* _What to produce_
Retype each record below word for word. Leave the pictures out.
##### Record set
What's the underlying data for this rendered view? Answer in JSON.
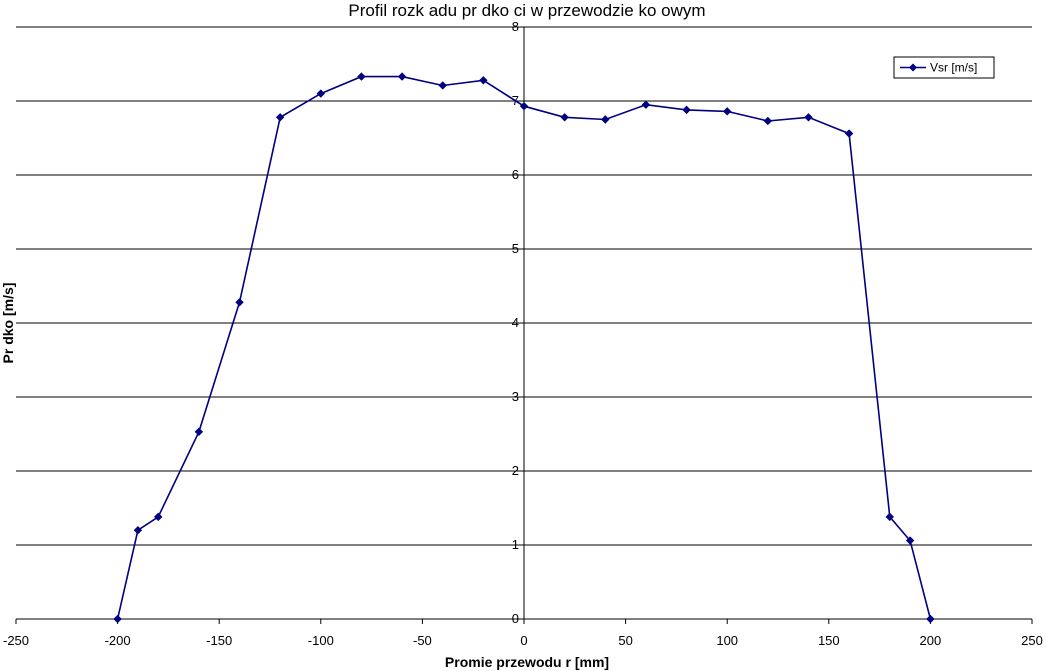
{
  "chart_data": {
    "type": "line",
    "title": "Profil rozk adu pr  dko  ci w przewodzie ko owym",
    "xlabel": "Promie   przewodu r [mm]",
    "ylabel": "Pr  dko    [m/s]",
    "xlim": [
      -250,
      250
    ],
    "ylim": [
      0,
      8
    ],
    "x_ticks": [
      -250,
      -200,
      -150,
      -100,
      -50,
      0,
      50,
      100,
      150,
      200,
      250
    ],
    "y_ticks": [
      0,
      1,
      2,
      3,
      4,
      5,
      6,
      7,
      8
    ],
    "grid": "horizontal",
    "legend_position": "top-right",
    "series": [
      {
        "name": "Vsr [m/s]",
        "color": "#000080",
        "marker": "diamond",
        "x": [
          -200,
          -190,
          -180,
          -160,
          -140,
          -120,
          -100,
          -80,
          -60,
          -40,
          -20,
          0,
          20,
          40,
          60,
          80,
          100,
          120,
          140,
          160,
          180,
          190,
          200
        ],
        "y": [
          0,
          1.2,
          1.38,
          2.53,
          4.28,
          6.78,
          7.1,
          7.33,
          7.33,
          7.21,
          7.28,
          6.93,
          6.78,
          6.75,
          6.95,
          6.88,
          6.86,
          6.73,
          6.78,
          6.56,
          1.38,
          1.06,
          0
        ]
      }
    ]
  }
}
##########
* _Answer below_
What's the underlying data for this rendered view? Answer in JSON.
{
  "chart_data": {
    "type": "line",
    "title": "Profil rozk adu pr  dko  ci w przewodzie ko owym",
    "xlabel": "Promie   przewodu r [mm]",
    "ylabel": "Pr  dko    [m/s]",
    "xlim": [
      -250,
      250
    ],
    "ylim": [
      0,
      8
    ],
    "x_ticks": [
      -250,
      -200,
      -150,
      -100,
      -50,
      0,
      50,
      100,
      150,
      200,
      250
    ],
    "y_ticks": [
      0,
      1,
      2,
      3,
      4,
      5,
      6,
      7,
      8
    ],
    "grid": "horizontal",
    "legend_position": "top-right",
    "series": [
      {
        "name": "Vsr [m/s]",
        "color": "#000080",
        "marker": "diamond",
        "x": [
          -200,
          -190,
          -180,
          -160,
          -140,
          -120,
          -100,
          -80,
          -60,
          -40,
          -20,
          0,
          20,
          40,
          60,
          80,
          100,
          120,
          140,
          160,
          180,
          190,
          200
        ],
        "y": [
          0,
          1.2,
          1.38,
          2.53,
          4.28,
          6.78,
          7.1,
          7.33,
          7.33,
          7.21,
          7.28,
          6.93,
          6.78,
          6.75,
          6.95,
          6.88,
          6.86,
          6.73,
          6.78,
          6.56,
          1.38,
          1.06,
          0
        ]
      }
    ]
  }
}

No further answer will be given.